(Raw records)
# # #
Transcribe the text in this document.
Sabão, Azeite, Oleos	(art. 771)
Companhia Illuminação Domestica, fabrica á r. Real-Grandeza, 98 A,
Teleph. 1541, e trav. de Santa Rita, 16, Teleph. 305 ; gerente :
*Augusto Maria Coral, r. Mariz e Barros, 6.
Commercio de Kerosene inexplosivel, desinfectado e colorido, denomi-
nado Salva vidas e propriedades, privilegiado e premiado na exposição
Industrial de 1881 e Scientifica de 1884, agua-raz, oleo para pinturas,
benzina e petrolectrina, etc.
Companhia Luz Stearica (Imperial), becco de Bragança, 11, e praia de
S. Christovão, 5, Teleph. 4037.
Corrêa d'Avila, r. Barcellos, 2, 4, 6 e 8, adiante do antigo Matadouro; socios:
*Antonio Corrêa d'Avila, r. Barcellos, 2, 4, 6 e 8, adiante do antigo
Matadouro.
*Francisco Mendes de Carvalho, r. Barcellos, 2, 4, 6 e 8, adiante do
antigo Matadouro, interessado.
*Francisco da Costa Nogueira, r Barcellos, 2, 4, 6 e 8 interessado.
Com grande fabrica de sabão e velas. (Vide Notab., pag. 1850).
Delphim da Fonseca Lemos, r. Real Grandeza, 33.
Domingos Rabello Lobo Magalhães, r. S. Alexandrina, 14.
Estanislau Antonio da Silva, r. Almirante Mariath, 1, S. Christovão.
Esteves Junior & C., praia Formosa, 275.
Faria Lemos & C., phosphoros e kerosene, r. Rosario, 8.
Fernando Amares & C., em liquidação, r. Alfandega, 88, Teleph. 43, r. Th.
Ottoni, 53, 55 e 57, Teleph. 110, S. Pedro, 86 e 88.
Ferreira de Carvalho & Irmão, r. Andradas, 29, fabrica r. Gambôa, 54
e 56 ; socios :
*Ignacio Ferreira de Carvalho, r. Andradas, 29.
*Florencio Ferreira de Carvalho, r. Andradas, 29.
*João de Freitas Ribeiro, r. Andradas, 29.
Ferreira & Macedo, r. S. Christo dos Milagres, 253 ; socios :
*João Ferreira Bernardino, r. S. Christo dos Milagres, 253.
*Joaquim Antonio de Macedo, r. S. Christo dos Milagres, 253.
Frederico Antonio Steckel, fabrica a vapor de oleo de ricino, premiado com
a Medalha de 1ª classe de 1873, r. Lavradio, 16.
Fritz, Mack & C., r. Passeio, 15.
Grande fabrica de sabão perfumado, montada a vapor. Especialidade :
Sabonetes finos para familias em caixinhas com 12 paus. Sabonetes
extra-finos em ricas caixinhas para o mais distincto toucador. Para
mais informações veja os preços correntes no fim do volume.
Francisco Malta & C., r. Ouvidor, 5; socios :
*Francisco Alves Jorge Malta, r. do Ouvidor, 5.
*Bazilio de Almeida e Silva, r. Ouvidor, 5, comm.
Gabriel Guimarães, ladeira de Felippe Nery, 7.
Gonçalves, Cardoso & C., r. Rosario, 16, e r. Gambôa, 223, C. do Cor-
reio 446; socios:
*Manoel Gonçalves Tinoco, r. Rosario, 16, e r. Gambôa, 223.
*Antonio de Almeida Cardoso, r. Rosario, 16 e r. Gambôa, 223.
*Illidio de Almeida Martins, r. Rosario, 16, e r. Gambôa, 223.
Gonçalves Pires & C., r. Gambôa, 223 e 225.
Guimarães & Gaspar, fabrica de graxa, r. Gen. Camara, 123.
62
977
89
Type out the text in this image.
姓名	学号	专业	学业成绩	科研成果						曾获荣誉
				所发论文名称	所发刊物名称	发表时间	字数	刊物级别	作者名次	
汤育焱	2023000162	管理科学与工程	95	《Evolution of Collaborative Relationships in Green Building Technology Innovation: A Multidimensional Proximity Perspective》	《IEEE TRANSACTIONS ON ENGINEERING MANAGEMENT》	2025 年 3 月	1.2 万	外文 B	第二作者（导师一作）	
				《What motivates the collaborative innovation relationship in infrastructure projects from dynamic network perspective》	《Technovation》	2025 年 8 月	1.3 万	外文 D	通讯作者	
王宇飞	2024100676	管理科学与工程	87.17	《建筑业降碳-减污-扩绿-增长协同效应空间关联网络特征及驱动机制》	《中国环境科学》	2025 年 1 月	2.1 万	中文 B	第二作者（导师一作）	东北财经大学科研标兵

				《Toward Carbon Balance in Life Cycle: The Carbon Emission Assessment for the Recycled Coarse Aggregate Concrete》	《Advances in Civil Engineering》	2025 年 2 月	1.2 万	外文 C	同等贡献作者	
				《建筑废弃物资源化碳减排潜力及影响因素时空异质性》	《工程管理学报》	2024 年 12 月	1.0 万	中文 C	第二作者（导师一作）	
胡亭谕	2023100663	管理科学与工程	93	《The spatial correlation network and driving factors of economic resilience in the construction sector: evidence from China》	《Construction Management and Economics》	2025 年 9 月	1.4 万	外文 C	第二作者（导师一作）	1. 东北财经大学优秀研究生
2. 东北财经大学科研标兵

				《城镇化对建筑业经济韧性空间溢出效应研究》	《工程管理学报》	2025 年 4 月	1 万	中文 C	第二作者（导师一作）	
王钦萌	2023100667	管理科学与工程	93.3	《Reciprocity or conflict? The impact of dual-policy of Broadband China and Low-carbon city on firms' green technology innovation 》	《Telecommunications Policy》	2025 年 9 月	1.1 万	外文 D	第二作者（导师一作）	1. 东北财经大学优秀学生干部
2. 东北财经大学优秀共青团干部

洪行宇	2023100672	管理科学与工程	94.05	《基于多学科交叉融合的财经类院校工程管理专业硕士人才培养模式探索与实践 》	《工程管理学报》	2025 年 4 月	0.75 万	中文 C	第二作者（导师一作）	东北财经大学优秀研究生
# # #
* What you need to do: Transcribe all entries exactly as they are given.

* Output:
Transcribe the text in this document.
Sabão, Azeite, Oleos	(art. 771)
Companhia Illuminação Domestica, fabrica á r. Real-Grandeza, 98 A,
Teleph. 1541, e trav. de Santa Rita, 16, Teleph. 305 ; gerente :
*Augusto Maria Coral, r. Mariz e Barros, 6.
Commercio de Kerosene inexplosivel, desinfectado e colorido, denomi-
nado Salva vidas e propriedades, privilegiado e premiado na exposição
Industrial de 1881 e Scientifica de 1884, agua-raz, oleo para pinturas,
benzina e petrolectrina, etc.
Companhia Luz Stearica (Imperial), becco de Bragança, 11, e praia de
S. Christovão, 5, Teleph. 4037.
Corrêa d'Avila, r. Barcellos, 2, 4, 6 e 8, adiante do antigo Matadouro; socios:
*Antonio Corrêa d'Avila, r. Barcellos, 2, 4, 6 e 8, adiante do antigo
Matadouro.
*Francisco Mendes de Carvalho, r. Barcellos, 2, 4, 6 e 8, adiante do
antigo Matadouro, interessado.
*Francisco da Costa Nogueira, r Barcellos, 2, 4, 6 e 8 interessado.
Com grande fabrica de sabão e velas. (Vide Notab., pag. 1850).
Delphim da Fonseca Lemos, r. Real Grandeza, 33.
Domingos Rabello Lobo Magalhães, r. S. Alexandrina, 14.
Estanislau Antonio da Silva, r. Almirante Mariath, 1, S. Christovão.
Esteves Junior & C., praia Formosa, 275.
Faria Lemos & C., phosphoros e kerosene, r. Rosario, 8.
Fernando Amares & C., em liquidação, r. Alfandega, 88, Teleph. 43, r. Th.
Ottoni, 53, 55 e 57, Teleph. 110, S. Pedro, 86 e 88.
Ferreira de Carvalho & Irmão, r. Andradas, 29, fabrica r. Gambôa, 54
e 56 ; socios :
*Ignacio Ferreira de Carvalho, r. Andradas, 29.
*Florencio Ferreira de Carvalho, r. Andradas, 29.
*João de Freitas Ribeiro, r. Andradas, 29.
Ferreira & Macedo, r. S. Christo dos Milagres, 253 ; socios :
*João Ferreira Bernardino, r. S. Christo dos Milagres, 253.
*Joaquim Antonio de Macedo, r. S. Christo dos Milagres, 253.
Frederico Antonio Steckel, fabrica a vapor de oleo de ricino, premiado com
a Medalha de 1ª classe de 1873, r. Lavradio, 16.
Fritz, Mack & C., r. Passeio, 15.
Grande fabrica de sabão perfumado, montada a vapor. Especialidade :
Sabonetes finos para familias em caixinhas com 12 paus. Sabonetes
extra-finos em ricas caixinhas para o mais distincto toucador. Para
mais informações veja os preços correntes no fim do volume.
Francisco Malta & C., r. Ouvidor, 5; socios :
*Francisco Alves Jorge Malta, r. do Ouvidor, 5.
*Bazilio de Almeida e Silva, r. Ouvidor, 5, comm.
Gabriel Guimarães, ladeira de Felippe Nery, 7.
Gonçalves, Cardoso & C., r. Rosario, 16, e r. Gambôa, 223, C. do Cor-
reio 446; socios:
*Manoel Gonçalves Tinoco, r. Rosario, 16, e r. Gambôa, 223.
*Antonio de Almeida Cardoso, r. Rosario, 16 e r. Gambôa, 223.
*Illidio de Almeida Martins, r. Rosario, 16, e r. Gambôa, 223.
Gonçalves Pires & C., r. Gambôa, 223 e 225.
Guimarães & Gaspar, fabrica de graxa, r. Gen. Camara, 123.
62
977
89
Type out the text in this image.
姓名	学号	专业	学业成绩	科研成果						曾获荣誉
				所发论文名称	所发刊物名称	发表时间	字数	刊物级别	作者名次	
汤育焱	2023000162	管理科学与工程	95	《Evolution of Collaborative Relationships in Green Building Technology Innovation: A Multidimensional Proximity Perspective》	《IEEE TRANSACTIONS ON ENGINEERING MANAGEMENT》	2025 年 3 月	1.2 万	外文 B	第二作者（导师一作）	
				《What motivates the collaborative innovation relationship in infrastructure projects from dynamic network perspective》	《Technovation》	2025 年 8 月	1.3 万	外文 D	通讯作者	
王宇飞	2024100676	管理科学与工程	87.17	《建筑业降碳-减污-扩绿-增长协同效应空间关联网络特征及驱动机制》	《中国环境科学》	2025 年 1 月	2.1 万	中文 B	第二作者（导师一作）	东北财经大学科研标兵

				《Toward Carbon Balance in Life Cycle: The Carbon Emission Assessment for the Recycled Coarse Aggregate Concrete》	《Advances in Civil Engineering》	2025 年 2 月	1.2 万	外文 C	同等贡献作者	
				《建筑废弃物资源化碳减排潜力及影响因素时空异质性》	《工程管理学报》	2024 年 12 月	1.0 万	中文 C	第二作者（导师一作）	
胡亭谕	2023100663	管理科学与工程	93	《The spatial correlation network and driving factors of economic resilience in the construction sector: evidence from China》	《Construction Management and Economics》	2025 年 9 月	1.4 万	外文 C	第二作者（导师一作）	1. 东北财经大学优秀研究生
2. 东北财经大学科研标兵

				《城镇化对建筑业经济韧性空间溢出效应研究》	《工程管理学报》	2025 年 4 月	1 万	中文 C	第二作者（导师一作）	
王钦萌	2023100667	管理科学与工程	93.3	《Reciprocity or conflict? The impact of dual-policy of Broadband China and Low-carbon city on firms' green technology innovation 》	《Telecommunications Policy》	2025 年 9 月	1.1 万	外文 D	第二作者（导师一作）	1. 东北财经大学优秀学生干部
2. 东北财经大学优秀共青团干部

洪行宇	2023100672	管理科学与工程	94.05	《基于多学科交叉融合的财经类院校工程管理专业硕士人才培养模式探索与实践 》	《工程管理学报》	2025 年 4 月	0.75 万	中文 C	第二作者（导师一作）	东北财经大学优秀研究生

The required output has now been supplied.